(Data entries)
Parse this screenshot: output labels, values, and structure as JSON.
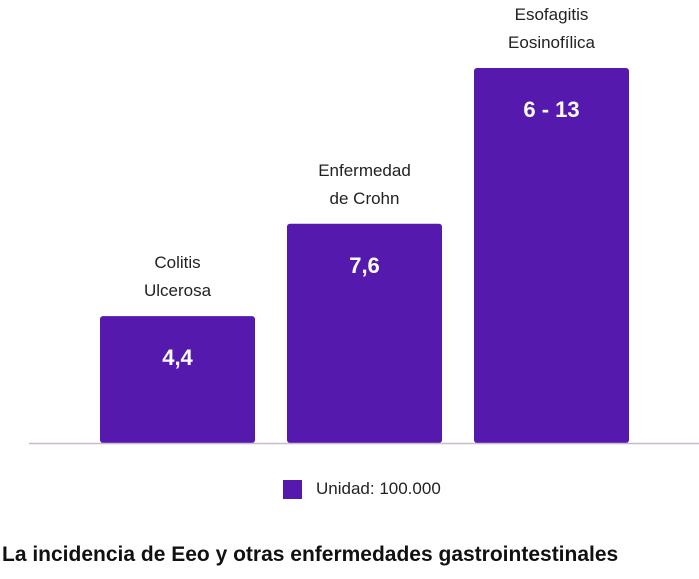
{
  "chart_data": {
    "type": "bar",
    "categories": [
      [
        "Colitis",
        "Ulcerosa"
      ],
      [
        "Enfermedad",
        "de Crohn"
      ],
      [
        "Esofagitis",
        "Eosinofílica"
      ]
    ],
    "values": [
      4.4,
      7.6,
      13
    ],
    "value_labels": [
      "4,4",
      "7,6",
      "6 - 13"
    ],
    "legend": [
      {
        "label": "Unidad: 100.000",
        "color": "#5519ae"
      }
    ],
    "legend_position": "bottom-center",
    "grid": false,
    "bar_color": "#5519ae",
    "axis_color": "#cdb7cf",
    "ylim": [
      0,
      13
    ]
  },
  "caption": "La incidencia de Eeo y otras enfermedades gastrointestinales"
}
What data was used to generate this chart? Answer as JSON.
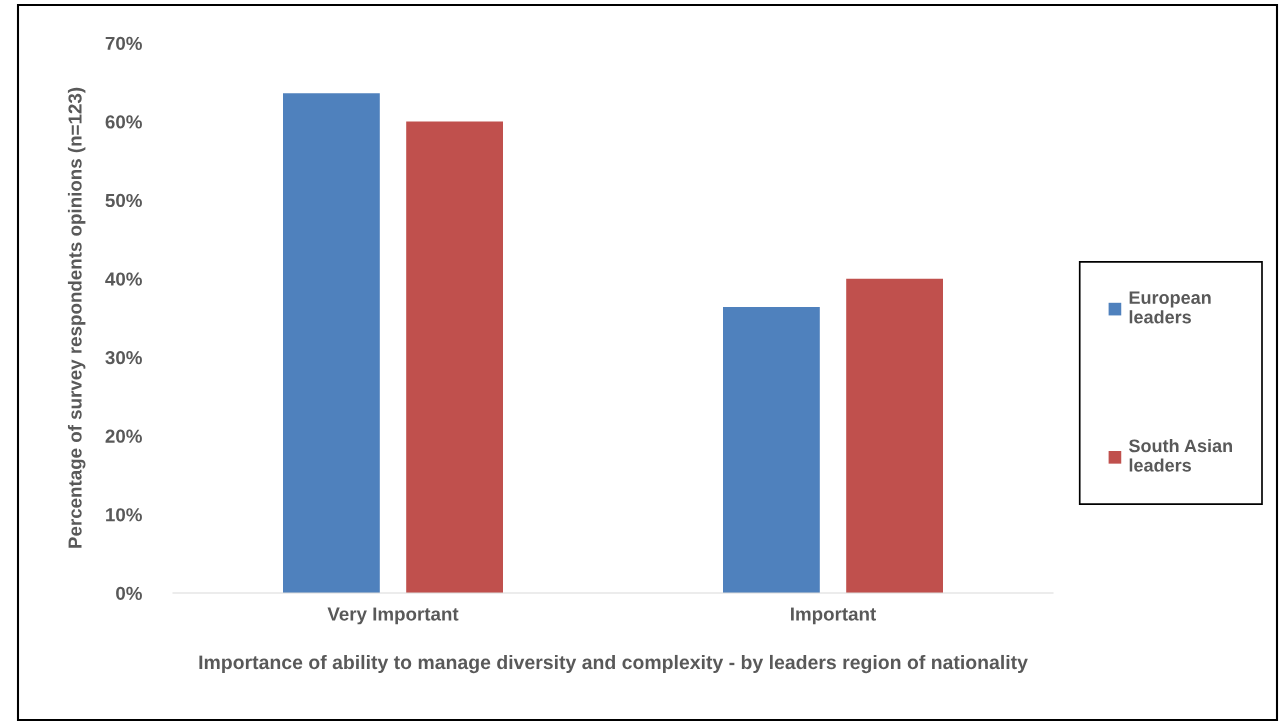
{
  "chart_data": {
    "type": "bar",
    "xlabel": "Importance of ability to manage diversity and complexity - by leaders region of nationality",
    "ylabel": "Percentage of survey respondents opinions (n=123)",
    "categories": [
      "Very Important",
      "Important"
    ],
    "series": [
      {
        "name": "European leaders",
        "color": "#4f81bd",
        "values": [
          63.6,
          36.4
        ]
      },
      {
        "name": "South Asian leaders",
        "color": "#c0504d",
        "values": [
          60,
          40
        ]
      }
    ],
    "ylim": [
      0,
      70
    ],
    "yticks": [
      {
        "value": 0,
        "label": "0%"
      },
      {
        "value": 10,
        "label": "10%"
      },
      {
        "value": 20,
        "label": "20%"
      },
      {
        "value": 30,
        "label": "30%"
      },
      {
        "value": 40,
        "label": "40%"
      },
      {
        "value": 50,
        "label": "50%"
      },
      {
        "value": 60,
        "label": "60%"
      },
      {
        "value": 70,
        "label": "70%"
      }
    ],
    "grid": false,
    "legend": "right"
  }
}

[REQUIREMENT]:
Output every entry exactly as given; pictures are not part of the copy.

[ANSWER TO THIS EXERCISE]:
Parse this screenshot: output labels, values, and structure as JSON.
{
  "chart_data": {
    "type": "bar",
    "categories": [
      [
        "Colitis",
        "Ulcerosa"
      ],
      [
        "Enfermedad",
        "de Crohn"
      ],
      [
        "Esofagitis",
        "Eosinofílica"
      ]
    ],
    "values": [
      4.4,
      7.6,
      13
    ],
    "value_labels": [
      "4,4",
      "7,6",
      "6 - 13"
    ],
    "legend": [
      {
        "label": "Unidad: 100.000",
        "color": "#5519ae"
      }
    ],
    "legend_position": "bottom-center",
    "grid": false,
    "bar_color": "#5519ae",
    "axis_color": "#cdb7cf",
    "ylim": [
      0,
      13
    ]
  },
  "caption": "La incidencia de Eeo y otras enfermedades gastrointestinales"
}
What data was used to generate this chart? Answer as JSON.
{
  "chart_data": {
    "type": "bar",
    "xlabel": "Importance of ability to manage diversity and complexity - by leaders region of nationality",
    "ylabel": "Percentage of survey respondents opinions (n=123)",
    "categories": [
      "Very Important",
      "Important"
    ],
    "series": [
      {
        "name": "European leaders",
        "color": "#4f81bd",
        "values": [
          63.6,
          36.4
        ]
      },
      {
        "name": "South Asian leaders",
        "color": "#c0504d",
        "values": [
          60,
          40
        ]
      }
    ],
    "ylim": [
      0,
      70
    ],
    "yticks": [
      {
        "value": 0,
        "label": "0%"
      },
      {
        "value": 10,
        "label": "10%"
      },
      {
        "value": 20,
        "label": "20%"
      },
      {
        "value": 30,
        "label": "30%"
      },
      {
        "value": 40,
        "label": "40%"
      },
      {
        "value": 50,
        "label": "50%"
      },
      {
        "value": 60,
        "label": "60%"
      },
      {
        "value": 70,
        "label": "70%"
      }
    ],
    "grid": false,
    "legend": "right"
  }
}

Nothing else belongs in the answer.